### YOUR GOAL
All of the records listed below should be retyped exactly.

Chart and figure data:
↓

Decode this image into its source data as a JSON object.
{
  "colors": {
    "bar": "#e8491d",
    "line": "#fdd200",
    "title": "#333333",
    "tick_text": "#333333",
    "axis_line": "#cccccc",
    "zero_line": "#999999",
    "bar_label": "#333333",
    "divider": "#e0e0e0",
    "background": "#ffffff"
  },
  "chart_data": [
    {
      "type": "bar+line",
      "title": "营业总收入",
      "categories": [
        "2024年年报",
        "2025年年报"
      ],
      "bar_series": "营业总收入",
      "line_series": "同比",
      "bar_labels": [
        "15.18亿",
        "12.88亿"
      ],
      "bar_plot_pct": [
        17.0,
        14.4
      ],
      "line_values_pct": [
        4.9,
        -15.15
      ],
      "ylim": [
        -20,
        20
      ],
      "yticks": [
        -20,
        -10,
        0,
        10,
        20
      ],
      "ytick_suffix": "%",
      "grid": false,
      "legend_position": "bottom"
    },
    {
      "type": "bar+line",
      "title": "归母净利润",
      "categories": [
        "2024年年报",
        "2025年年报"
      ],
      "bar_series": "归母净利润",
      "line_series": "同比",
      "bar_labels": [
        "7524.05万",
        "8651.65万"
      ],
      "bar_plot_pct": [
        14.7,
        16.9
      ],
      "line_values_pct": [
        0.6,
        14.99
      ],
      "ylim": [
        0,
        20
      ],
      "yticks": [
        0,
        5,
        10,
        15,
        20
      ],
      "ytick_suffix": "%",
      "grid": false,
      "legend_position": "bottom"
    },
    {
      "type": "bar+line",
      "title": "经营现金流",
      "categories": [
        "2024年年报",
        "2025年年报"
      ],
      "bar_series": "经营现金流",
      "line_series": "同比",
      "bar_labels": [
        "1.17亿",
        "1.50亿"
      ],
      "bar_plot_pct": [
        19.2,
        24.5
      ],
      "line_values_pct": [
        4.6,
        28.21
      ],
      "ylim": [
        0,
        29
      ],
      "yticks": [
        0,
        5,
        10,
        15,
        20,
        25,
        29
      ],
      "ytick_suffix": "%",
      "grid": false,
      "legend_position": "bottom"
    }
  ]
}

↑

### SOLUTION TO THE PROBLEM
Decode this image into its source data as a JSON object.
{
  "colors": {
    "bar": "#e8491d",
    "line": "#fdd200",
    "title": "#333333",
    "tick_text": "#333333",
    "axis_line": "#cccccc",
    "zero_line": "#999999",
    "bar_label": "#333333",
    "divider": "#e0e0e0",
    "background": "#ffffff"
  },
  "chart_data": [
    {
      "type": "bar+line",
      "title": "营业总收入",
      "categories": [
        "2024年年报",
        "2025年年报"
      ],
      "bar_series": "营业总收入",
      "line_series": "同比",
      "bar_labels": [
        "15.18亿",
        "12.88亿"
      ],
      "bar_plot_pct": [
        17.0,
        14.4
      ],
      "line_values_pct": [
        4.9,
        -15.15
      ],
      "ylim": [
        -20,
        20
      ],
      "yticks": [
        -20,
        -10,
        0,
        10,
        20
      ],
      "ytick_suffix": "%",
      "grid": false,
      "legend_position": "bottom"
    },
    {
      "type": "bar+line",
      "title": "归母净利润",
      "categories": [
        "2024年年报",
        "2025年年报"
      ],
      "bar_series": "归母净利润",
      "line_series": "同比",
      "bar_labels": [
        "7524.05万",
        "8651.65万"
      ],
      "bar_plot_pct": [
        14.7,
        16.9
      ],
      "line_values_pct": [
        0.6,
        14.99
      ],
      "ylim": [
        0,
        20
      ],
      "yticks": [
        0,
        5,
        10,
        15,
        20
      ],
      "ytick_suffix": "%",
      "grid": false,
      "legend_position": "bottom"
    },
    {
      "type": "bar+line",
      "title": "经营现金流",
      "categories": [
        "2024年年报",
        "2025年年报"
      ],
      "bar_series": "经营现金流",
      "line_series": "同比",
      "bar_labels": [
        "1.17亿",
        "1.50亿"
      ],
      "bar_plot_pct": [
        19.2,
        24.5
      ],
      "line_values_pct": [
        4.6,
        28.21
      ],
      "ylim": [
        0,
        29
      ],
      "yticks": [
        0,
        5,
        10,
        15,
        20,
        25,
        29
      ],
      "ytick_suffix": "%",
      "grid": false,
      "legend_position": "bottom"
    }
  ]
}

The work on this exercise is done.